| Vorliegender Text |
§ §

Interview Kulturphilter Online

Kunst machen oder Gemüse

Hast Du einen Ratschlag an Theaterneulinge? Ich glaube, viele fühlen sich überfordert und werden dadurch davon abgeschreckt, wiederzukommen.

Im Theater kann man lernen, sich hinzugeben. Den Geschichten, den Menschen, den Erzählern, den Werken. Es sind Momentaufnahmen, die genau und nur so im Jetzt passieren. Es wird sich nicht mehr wiederholen. Diese Endgültigkeit kann beängstigend für die Zuschauer sein, bis sie darin auch eine Befreiung finden. Aber selbstredend kann man sich auch gegen das Theater entscheiden. Das überlasse ich jedem Menschen.

Kann man, auch wenn man überhaupt nichts über Theater weiß, Theater trotzdem verstehen?

Foto: Matthias Horn/ Residenztheater

Natürlich! Wenn wir in Madagaskar vor einem umgedrehten Brotbaum einen Sonnenuntergang sehen würden, ist doch egal, ob du weißt, was das ist oder nicht, uns würde doch trotzdem die Kinnlade runterklappen, wir würden denken: „Keine Ahnung, was das ist, aber: Hammer!“ Und wenn ich rauskomme, hab ich auch noch Malaria. Spitze, also irgendwas ist auch noch infizierend. Und so müsste Theater eigentlich auch sein!

Film, Fernsehen, Kino – wie ist da Deine Einstellung?

Fernsehen ist natürlich klasse. Das erzählt mit so einer Einfachheit und Direktheit ungefiltert Geschichten. Das ist in seiner bunten Vielfalt als Fläche irgendwie eine riesige Installation im Jetzt. Ich bin einmal im Hotel aufgewacht, da habe ich den Fernseher angemacht, um nicht allein zu sein und damit der Teppich nicht ganz so dreckig ausschaut und dann stürzt ein Giraffenbaby aus seiner Mutter raus. Ich hab’ grad’ die Augen aufgemacht und da fällt ein glibschiges Etwas drei Meter in Zeitlupe in den Steppenstaub! Das ist echt ein Erlebnis! (Lacht.) Und das siehst du nicht im Zoo und auch nicht aufgemalt irgendwo, du musst ins Museum gehen, um so eine Kräftigkeit an Bildern zu haben. Aber im Fernsehen hast du daneben auch ganz leicht erzähltes Liebes-Blabla, Nachrichten und so weiter. Alles zusammen ergibt ein Welt-Bild. Das ganze Ding ist wie ein Fußabdruck, der gleichzeitig auch verweht. Und selbstverständlich bildet sich dieser Fußabdruck nur so, wie Fernseh-Macher wollen, dass Fernsehen ist.

Und in Bezug auf Deine Arbeitsweise als Schauspielerin?

§ §

Einträge mit beschrifteten Rahmen
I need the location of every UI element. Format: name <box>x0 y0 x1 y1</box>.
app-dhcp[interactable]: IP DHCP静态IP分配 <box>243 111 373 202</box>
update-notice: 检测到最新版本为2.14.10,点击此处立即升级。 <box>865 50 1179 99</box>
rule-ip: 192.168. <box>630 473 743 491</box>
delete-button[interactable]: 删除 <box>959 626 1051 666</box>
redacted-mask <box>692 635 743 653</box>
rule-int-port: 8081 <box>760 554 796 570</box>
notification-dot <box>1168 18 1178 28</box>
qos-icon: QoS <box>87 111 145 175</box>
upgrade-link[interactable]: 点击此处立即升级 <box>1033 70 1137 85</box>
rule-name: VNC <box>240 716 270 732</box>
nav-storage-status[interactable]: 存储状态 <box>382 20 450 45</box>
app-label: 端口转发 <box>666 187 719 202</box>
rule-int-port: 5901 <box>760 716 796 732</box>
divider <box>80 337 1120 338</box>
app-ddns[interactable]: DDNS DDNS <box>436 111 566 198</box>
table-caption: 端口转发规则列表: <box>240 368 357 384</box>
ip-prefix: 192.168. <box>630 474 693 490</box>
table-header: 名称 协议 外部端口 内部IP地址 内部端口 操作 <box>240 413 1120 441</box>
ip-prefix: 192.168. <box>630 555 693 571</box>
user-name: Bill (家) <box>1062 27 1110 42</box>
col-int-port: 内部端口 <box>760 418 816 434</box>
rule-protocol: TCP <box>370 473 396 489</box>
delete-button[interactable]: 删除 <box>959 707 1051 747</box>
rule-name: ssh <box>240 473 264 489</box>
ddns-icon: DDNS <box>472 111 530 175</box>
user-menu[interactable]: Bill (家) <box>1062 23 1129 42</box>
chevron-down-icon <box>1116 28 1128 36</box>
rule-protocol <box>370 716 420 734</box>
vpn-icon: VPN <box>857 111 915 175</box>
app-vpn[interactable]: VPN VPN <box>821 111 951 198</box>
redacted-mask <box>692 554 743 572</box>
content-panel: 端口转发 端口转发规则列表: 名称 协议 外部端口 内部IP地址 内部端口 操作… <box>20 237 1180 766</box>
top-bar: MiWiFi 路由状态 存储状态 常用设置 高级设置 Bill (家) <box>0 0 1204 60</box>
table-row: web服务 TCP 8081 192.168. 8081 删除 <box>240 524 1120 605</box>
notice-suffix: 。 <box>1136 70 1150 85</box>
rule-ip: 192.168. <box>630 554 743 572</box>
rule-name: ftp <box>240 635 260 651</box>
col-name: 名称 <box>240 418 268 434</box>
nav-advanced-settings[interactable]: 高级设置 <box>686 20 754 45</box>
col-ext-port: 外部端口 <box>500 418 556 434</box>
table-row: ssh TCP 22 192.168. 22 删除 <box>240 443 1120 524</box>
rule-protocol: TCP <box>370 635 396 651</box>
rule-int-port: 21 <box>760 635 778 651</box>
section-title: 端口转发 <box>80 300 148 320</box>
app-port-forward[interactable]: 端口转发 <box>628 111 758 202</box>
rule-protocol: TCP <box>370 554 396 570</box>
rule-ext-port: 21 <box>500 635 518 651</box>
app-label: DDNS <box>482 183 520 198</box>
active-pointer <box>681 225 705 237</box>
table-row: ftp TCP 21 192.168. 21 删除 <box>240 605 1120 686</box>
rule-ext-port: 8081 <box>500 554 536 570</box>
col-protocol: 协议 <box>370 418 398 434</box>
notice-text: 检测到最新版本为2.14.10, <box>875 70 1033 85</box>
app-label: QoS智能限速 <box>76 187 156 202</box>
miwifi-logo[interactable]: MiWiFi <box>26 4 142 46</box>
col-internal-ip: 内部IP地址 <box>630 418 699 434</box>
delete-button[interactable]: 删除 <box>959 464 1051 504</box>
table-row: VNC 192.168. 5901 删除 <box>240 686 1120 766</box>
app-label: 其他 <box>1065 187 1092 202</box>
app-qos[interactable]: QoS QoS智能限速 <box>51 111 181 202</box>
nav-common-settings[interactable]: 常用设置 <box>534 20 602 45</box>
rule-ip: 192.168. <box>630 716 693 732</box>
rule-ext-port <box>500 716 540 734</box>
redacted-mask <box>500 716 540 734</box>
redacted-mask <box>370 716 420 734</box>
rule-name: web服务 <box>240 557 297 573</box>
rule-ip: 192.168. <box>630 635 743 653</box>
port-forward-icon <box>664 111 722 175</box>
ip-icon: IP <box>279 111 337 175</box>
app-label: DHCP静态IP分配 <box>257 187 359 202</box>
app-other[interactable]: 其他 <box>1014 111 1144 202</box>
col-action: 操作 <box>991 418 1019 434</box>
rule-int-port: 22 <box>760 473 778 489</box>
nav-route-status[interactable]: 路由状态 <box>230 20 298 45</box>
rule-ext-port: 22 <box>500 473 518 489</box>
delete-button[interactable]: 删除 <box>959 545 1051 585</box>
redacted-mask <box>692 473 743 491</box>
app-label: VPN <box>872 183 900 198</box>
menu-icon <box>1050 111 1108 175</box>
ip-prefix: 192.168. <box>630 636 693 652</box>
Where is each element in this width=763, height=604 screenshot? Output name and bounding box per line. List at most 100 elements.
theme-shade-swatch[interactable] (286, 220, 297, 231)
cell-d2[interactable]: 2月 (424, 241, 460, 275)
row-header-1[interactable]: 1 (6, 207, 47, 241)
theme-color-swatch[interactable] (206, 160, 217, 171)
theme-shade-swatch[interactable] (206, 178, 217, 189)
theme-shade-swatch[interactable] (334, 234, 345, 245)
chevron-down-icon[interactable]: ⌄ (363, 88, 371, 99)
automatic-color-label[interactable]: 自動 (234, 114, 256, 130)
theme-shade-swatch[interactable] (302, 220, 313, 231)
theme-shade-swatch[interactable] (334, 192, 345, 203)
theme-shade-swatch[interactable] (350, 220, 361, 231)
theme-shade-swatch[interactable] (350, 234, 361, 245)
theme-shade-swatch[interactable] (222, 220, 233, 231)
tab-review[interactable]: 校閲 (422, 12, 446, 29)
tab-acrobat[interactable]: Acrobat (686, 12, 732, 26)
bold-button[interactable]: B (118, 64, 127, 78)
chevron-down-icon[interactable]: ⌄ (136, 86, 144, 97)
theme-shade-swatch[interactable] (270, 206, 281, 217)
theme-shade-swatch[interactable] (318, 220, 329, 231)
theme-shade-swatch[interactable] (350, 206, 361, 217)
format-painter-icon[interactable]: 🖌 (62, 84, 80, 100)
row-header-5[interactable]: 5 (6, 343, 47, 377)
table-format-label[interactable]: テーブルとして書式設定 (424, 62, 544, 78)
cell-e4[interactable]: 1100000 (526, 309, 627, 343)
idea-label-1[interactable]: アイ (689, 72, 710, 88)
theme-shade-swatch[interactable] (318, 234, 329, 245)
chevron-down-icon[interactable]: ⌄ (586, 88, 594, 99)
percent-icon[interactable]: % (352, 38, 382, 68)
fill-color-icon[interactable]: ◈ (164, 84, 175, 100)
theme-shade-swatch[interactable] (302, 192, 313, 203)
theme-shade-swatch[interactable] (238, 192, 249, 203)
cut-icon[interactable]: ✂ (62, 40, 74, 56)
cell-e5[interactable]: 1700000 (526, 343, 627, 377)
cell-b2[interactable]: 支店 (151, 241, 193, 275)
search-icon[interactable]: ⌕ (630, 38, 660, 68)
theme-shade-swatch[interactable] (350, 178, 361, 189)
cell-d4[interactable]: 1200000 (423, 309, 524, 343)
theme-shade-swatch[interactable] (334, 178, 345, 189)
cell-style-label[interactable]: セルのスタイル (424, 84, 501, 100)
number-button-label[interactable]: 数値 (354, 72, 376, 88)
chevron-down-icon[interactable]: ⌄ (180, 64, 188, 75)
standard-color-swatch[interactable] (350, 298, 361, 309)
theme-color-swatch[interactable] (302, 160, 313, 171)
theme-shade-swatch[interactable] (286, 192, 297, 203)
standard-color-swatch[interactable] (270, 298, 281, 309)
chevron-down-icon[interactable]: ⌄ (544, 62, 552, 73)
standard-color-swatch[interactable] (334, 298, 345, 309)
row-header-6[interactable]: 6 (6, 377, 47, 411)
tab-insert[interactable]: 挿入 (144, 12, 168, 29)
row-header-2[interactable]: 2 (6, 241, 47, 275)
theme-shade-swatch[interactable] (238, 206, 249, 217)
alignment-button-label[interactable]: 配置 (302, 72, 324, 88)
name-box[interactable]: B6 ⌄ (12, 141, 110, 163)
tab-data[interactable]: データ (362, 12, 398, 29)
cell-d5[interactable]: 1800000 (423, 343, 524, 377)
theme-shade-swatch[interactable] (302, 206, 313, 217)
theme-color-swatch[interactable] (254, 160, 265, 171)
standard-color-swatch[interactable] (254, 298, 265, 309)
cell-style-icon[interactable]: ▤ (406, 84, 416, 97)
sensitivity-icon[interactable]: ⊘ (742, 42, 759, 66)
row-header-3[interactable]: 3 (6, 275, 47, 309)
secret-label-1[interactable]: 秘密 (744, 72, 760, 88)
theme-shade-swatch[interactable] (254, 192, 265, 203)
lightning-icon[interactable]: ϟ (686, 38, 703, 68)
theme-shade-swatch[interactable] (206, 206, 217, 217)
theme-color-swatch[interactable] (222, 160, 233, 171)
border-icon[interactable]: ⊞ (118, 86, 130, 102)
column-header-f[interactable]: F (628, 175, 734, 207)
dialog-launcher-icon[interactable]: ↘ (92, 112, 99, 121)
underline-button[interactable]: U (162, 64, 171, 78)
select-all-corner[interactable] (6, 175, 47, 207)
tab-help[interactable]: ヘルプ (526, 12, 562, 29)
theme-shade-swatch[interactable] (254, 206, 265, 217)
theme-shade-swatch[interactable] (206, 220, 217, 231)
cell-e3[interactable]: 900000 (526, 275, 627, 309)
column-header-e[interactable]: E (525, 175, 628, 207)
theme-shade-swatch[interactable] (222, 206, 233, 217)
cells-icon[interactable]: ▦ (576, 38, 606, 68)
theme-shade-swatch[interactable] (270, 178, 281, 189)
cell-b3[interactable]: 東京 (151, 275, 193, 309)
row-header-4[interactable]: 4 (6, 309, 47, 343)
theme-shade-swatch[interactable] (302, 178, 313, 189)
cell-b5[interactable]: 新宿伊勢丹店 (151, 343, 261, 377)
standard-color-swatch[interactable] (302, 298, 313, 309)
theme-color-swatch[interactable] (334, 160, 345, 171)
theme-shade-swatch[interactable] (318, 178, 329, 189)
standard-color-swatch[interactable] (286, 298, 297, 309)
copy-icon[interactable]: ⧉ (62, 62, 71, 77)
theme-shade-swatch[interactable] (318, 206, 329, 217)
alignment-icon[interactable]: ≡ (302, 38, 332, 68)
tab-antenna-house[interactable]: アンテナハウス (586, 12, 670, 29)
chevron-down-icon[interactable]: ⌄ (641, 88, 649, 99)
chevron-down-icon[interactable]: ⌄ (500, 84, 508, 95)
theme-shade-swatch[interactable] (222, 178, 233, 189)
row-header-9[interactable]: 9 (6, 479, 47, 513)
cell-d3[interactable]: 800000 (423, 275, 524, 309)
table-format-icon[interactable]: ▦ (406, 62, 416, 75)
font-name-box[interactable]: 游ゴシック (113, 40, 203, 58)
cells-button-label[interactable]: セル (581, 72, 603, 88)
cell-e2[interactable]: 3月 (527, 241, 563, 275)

§ §

| Aufgaben |
• A. Fasse das Interview in zwei Sätzen zusammen.
• B. Setze das Interview nach seiner letzten Frage fort.

| Lösungen |
• A. Im Interview beschreibt die Befragte Theater als einen Ort, an dem man lernt, sich hinzugeben, und an dem einmalige Momente entstehen, deren Endgültigkeit Zuschauer zunächst ängstigen, später aber befreien kann; verstehen könne man es auch ohne Vorwissen, so wie einen überwältigenden Sonnenuntergang. Das Fernsehen lobt sie, weil es einfach und direkt Geschichten erzählt und mit Naturbildern, Liebesgeschichten und Nachrichten zusammen ein Welt-Bild ergibt, das allerdings so geformt ist, wie die Fernsehmacher es wollen.

• B.
Fernsehen zu machen ist eine ganz andere Art zu spielen, viel schmaler, die Kamera ist dichter dran. Für Kino kannst du dir ganz andere Bilder leisten und langsamere Bilder machen. Es macht Spaß. Ich finde es auch aberwitzig cool, manche Geschichten im Film zu erzählen. In letzter Zeit beobachte ich, wie Fernsehen sich selber sieht, zum Beispiel bei Preisverleihungen: Auf der einen Seite verleihen sie einen Preis und gleichzeitig werden stumpfe, abwertende Witze über das Fernsehen gemacht. Warum entschuldigt sich eine Gesellschaft für etwas, das doch klasse ist und einen Kollektivgeist anspricht, wie etwa sonntagabends der Tatort?

Siehst Du in der Zusammenarbeit zwischen Residenztheater und Kammerspielen auch die kreative Befruchtung, wie sie in den Medien gerade beschworen wird?

Ja, und ich find’ das sehr gut. Wenn das Der-Andere-Macht-Das-Anders-Gequäke losgeht, da fang ich echt an zu gähnen. Dass Intendanten wie Johan Simons und Martin Kušej gesagt haben: „Lass uns produktiv arbeiten, du bei mir und ich bei dir“, ist toll. Wir brauchen endlich einen Zebrastreifen auf der Maximilianstraße und nur für Schauspielerinnen und Schauspieler! (Lacht.) Der ART-Zebrastreifen, wo wir dann alle immer rüber gehen können, damit wir sicher sind, weil wir eh immer betrunken sind. Also brauchen wir einen extra Zebrastreifen, damit wir auch gut versichert bleiben, auch wenn wir bei den anderen spionieren. (Lacht.) Nein, es ist ein Geschenk!

Das Interview führte Christiane Meiser.

Philtrat dankt Frau Beglau herzlich für das Gespräch und dem Residenztheater für die Bereitstellung von Fotos.

Für dich vielleicht ebenfalls interessant...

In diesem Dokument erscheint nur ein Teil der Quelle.